Problem description »
Which lines below hold the word "declared"? Copy all of them.

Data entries
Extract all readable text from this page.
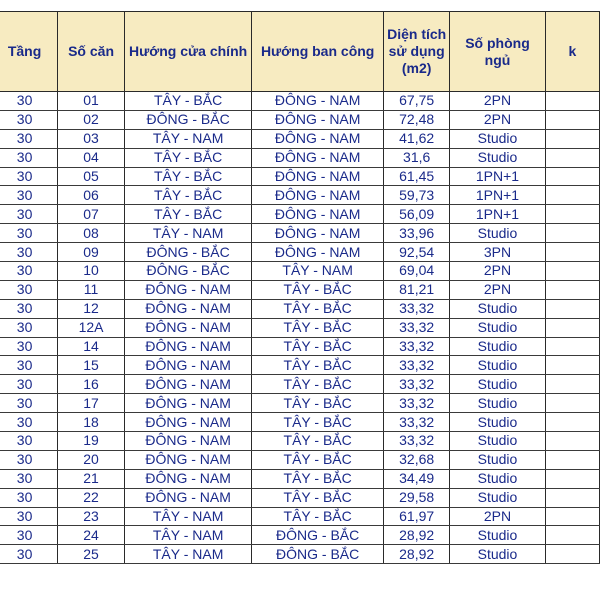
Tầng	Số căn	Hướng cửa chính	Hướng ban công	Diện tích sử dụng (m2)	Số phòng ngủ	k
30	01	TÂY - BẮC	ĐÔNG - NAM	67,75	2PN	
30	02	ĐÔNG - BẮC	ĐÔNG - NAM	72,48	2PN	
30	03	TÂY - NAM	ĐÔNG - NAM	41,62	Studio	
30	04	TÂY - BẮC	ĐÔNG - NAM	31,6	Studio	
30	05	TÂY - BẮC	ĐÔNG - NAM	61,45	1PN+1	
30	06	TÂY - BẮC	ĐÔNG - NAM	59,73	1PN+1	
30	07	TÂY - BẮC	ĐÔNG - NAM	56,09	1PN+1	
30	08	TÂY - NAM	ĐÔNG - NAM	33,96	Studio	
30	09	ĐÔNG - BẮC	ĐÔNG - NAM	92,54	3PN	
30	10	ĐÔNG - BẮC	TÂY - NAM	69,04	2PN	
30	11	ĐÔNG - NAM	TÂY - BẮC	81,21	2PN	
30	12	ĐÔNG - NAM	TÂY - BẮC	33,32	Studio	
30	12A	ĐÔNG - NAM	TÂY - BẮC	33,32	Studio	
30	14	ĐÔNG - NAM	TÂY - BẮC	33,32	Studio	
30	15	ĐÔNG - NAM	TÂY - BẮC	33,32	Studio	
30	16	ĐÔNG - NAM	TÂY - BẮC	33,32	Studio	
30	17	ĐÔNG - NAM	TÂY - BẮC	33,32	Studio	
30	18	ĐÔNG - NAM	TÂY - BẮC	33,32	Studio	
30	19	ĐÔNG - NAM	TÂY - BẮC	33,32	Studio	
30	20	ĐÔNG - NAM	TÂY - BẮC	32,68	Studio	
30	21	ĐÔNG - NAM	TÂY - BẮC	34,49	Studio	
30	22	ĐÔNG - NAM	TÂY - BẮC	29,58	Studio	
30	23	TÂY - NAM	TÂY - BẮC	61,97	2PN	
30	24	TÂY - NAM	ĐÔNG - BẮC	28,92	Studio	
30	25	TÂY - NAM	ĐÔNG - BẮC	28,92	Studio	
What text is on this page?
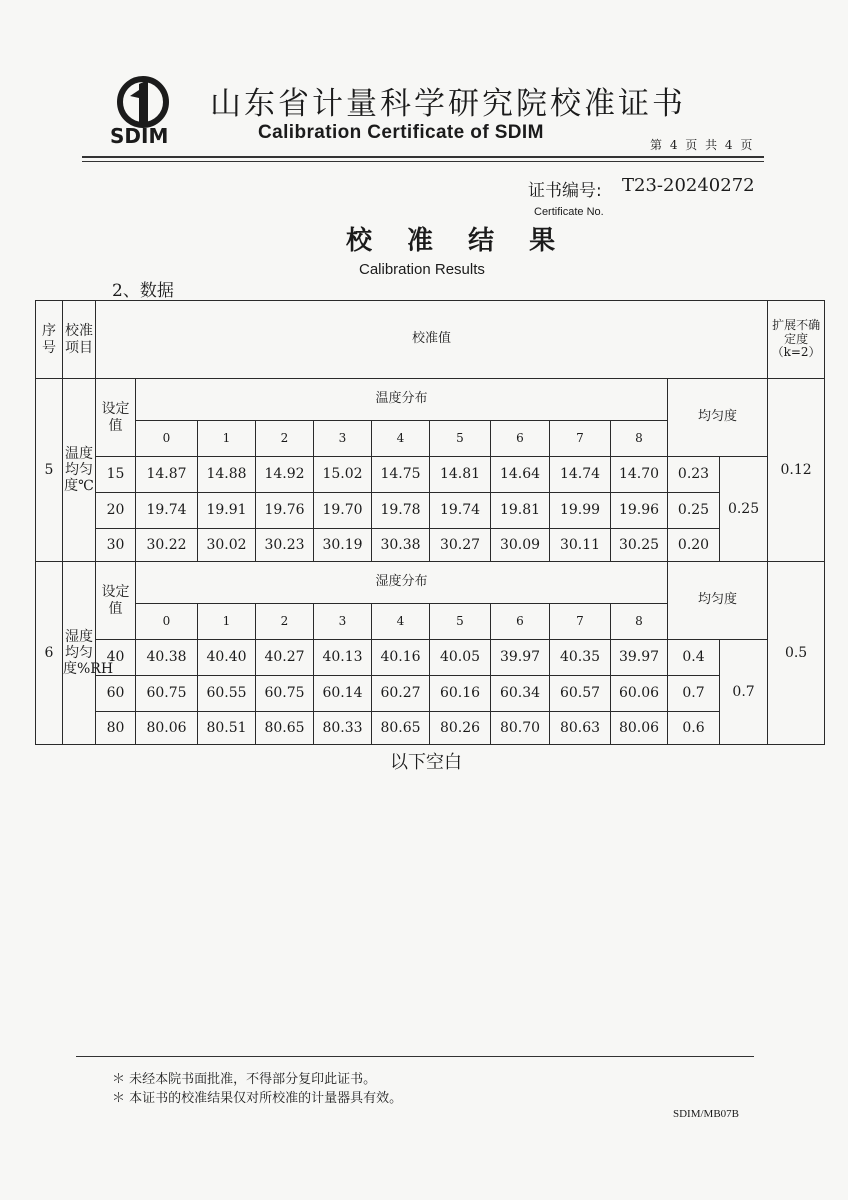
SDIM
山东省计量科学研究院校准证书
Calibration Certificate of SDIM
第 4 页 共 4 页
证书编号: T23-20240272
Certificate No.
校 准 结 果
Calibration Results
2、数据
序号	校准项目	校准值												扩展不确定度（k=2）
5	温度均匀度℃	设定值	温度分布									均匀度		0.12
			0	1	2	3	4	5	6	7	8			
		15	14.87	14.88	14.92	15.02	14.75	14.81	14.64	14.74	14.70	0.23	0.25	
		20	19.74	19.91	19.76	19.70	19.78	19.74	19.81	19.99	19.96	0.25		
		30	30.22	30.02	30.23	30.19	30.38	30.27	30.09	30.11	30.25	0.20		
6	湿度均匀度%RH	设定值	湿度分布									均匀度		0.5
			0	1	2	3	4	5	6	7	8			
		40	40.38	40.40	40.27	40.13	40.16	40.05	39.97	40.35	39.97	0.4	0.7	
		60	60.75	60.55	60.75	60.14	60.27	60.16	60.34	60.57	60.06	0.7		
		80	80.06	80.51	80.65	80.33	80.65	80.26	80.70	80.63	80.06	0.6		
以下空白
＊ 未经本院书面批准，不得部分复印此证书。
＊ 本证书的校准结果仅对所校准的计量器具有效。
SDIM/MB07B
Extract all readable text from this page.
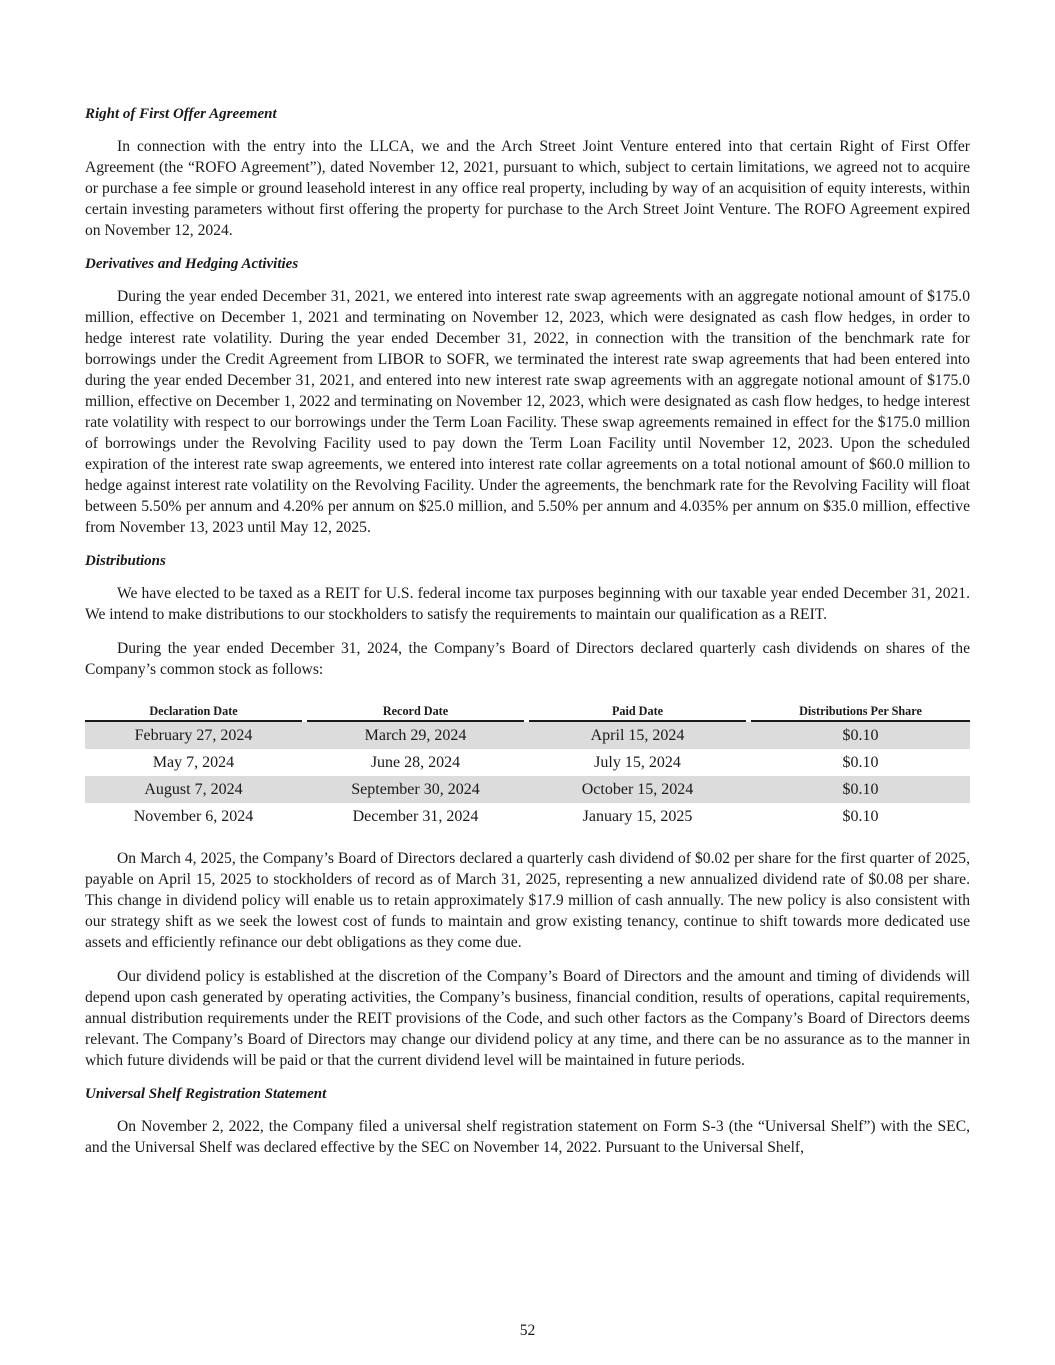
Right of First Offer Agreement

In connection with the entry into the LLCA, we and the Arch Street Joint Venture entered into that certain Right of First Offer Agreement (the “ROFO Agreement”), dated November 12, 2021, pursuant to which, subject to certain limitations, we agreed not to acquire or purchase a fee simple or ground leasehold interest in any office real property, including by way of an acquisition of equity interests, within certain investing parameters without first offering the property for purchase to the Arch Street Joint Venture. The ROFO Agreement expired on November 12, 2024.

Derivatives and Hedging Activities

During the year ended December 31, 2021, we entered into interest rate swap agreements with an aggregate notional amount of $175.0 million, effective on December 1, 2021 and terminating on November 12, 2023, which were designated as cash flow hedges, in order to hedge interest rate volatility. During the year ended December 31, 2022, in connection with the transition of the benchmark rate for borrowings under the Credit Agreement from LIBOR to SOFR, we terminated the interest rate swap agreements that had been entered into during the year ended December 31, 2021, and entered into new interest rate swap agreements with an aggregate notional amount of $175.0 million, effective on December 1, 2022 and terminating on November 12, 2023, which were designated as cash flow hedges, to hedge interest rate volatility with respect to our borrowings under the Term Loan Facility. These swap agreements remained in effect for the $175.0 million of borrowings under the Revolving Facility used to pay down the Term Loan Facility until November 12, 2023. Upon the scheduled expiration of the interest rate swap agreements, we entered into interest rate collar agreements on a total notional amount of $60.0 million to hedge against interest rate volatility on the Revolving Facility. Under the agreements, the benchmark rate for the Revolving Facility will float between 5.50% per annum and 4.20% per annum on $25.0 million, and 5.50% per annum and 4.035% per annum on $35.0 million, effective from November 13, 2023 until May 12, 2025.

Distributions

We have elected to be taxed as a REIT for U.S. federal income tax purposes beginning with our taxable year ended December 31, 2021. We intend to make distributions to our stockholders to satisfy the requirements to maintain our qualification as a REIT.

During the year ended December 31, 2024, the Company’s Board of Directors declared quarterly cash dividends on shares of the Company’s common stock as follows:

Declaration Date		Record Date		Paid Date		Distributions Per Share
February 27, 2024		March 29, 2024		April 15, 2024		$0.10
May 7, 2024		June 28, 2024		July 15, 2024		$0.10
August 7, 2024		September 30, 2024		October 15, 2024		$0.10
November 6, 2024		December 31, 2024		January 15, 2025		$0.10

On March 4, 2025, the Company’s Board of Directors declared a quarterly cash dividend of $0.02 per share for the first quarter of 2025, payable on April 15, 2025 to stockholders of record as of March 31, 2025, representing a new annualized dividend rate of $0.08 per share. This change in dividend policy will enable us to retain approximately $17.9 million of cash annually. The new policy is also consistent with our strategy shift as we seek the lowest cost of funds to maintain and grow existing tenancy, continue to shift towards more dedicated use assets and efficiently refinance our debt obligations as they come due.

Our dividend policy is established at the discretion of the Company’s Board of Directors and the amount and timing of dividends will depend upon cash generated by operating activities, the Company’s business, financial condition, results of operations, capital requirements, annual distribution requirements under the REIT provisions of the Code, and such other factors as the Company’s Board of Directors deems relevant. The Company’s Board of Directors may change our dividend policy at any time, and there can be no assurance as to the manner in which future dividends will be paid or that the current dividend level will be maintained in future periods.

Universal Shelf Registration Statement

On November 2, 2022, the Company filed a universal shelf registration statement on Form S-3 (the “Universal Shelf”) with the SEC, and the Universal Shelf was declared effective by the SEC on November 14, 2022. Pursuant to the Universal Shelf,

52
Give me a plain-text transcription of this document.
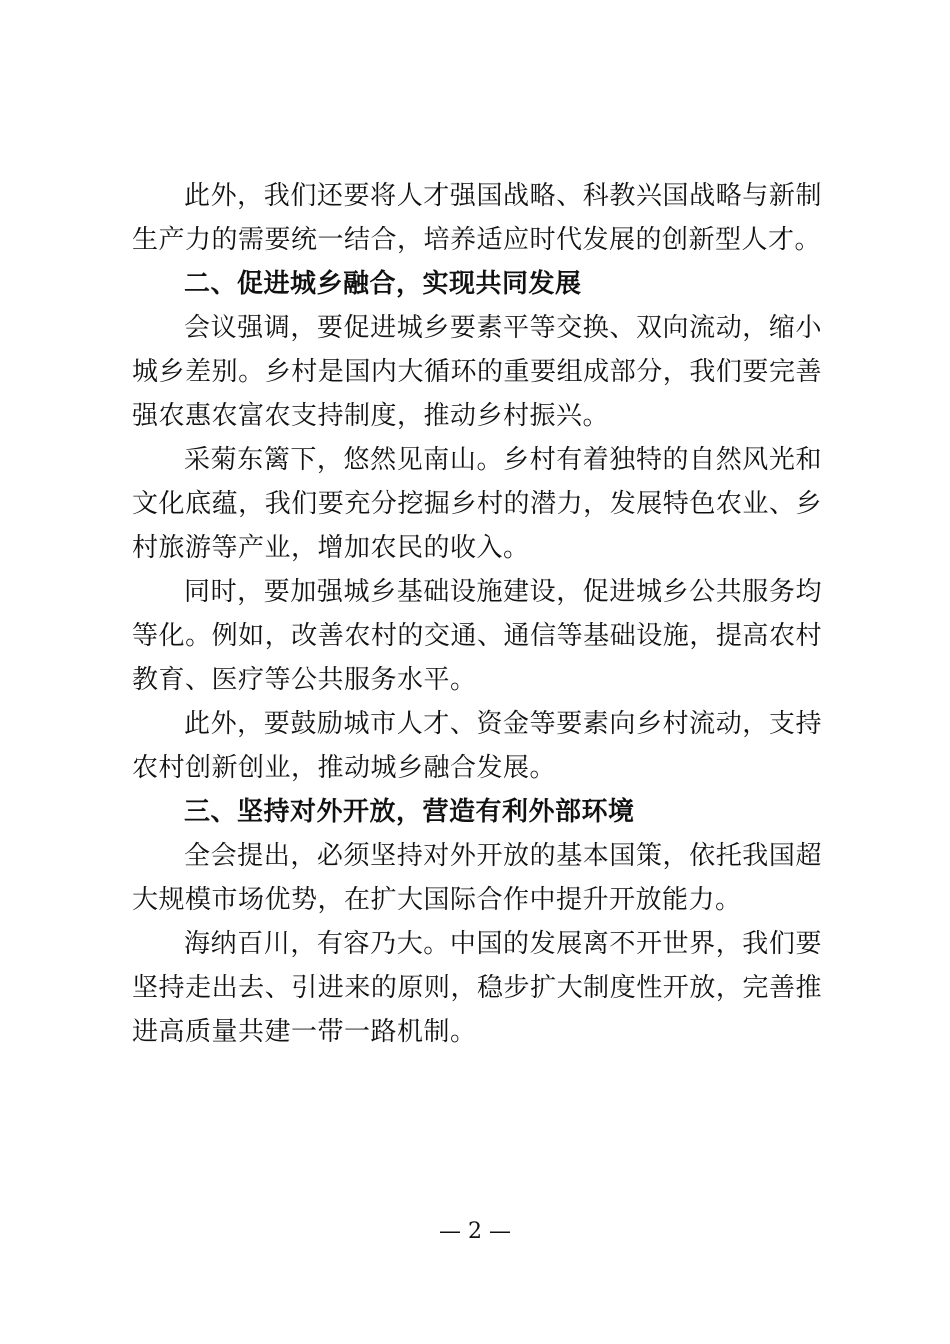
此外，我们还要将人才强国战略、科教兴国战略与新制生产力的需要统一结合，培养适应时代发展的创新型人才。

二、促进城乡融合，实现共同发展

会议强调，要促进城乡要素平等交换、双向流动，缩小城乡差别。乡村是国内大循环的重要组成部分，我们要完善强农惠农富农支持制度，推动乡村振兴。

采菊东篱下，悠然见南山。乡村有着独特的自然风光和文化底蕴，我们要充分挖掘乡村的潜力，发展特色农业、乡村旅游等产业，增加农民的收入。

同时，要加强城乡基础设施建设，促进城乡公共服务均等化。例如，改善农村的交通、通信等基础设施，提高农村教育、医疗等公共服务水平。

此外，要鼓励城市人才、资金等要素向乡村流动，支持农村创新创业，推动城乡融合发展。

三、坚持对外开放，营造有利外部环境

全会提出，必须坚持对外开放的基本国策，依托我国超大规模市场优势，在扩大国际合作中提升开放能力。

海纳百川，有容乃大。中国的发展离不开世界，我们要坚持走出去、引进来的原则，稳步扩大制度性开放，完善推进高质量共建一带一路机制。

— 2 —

Task result »
During the year ended December 31, 2024, the Company’s Board of Directors declared quarterly cash dividends on shares of the Company’s common stock as follows:
On March 4, 2025, the Company’s Board of Directors declared a quarterly cash dividend of $0.02 per share for the first quarter of 2025, payable on April 15, 2025 to stockholders of record as of March 31, 2025, representing a new annualized dividend rate of $0.08 per share. This change in dividend policy will enable us to retain approximately $17.9 million of cash annually. The new policy is also consistent with our strategy shift as we seek the lowest cost of funds to maintain and grow existing tenancy, continue to shift towards more dedicated use assets and efficiently refinance our debt obligations as they come due.
On November 2, 2022, the Company filed a universal shelf registration statement on Form S-3 (the “Universal Shelf”) with the SEC, and the Universal Shelf was declared effective by the SEC on November 14, 2022. Pursuant to the Universal Shelf,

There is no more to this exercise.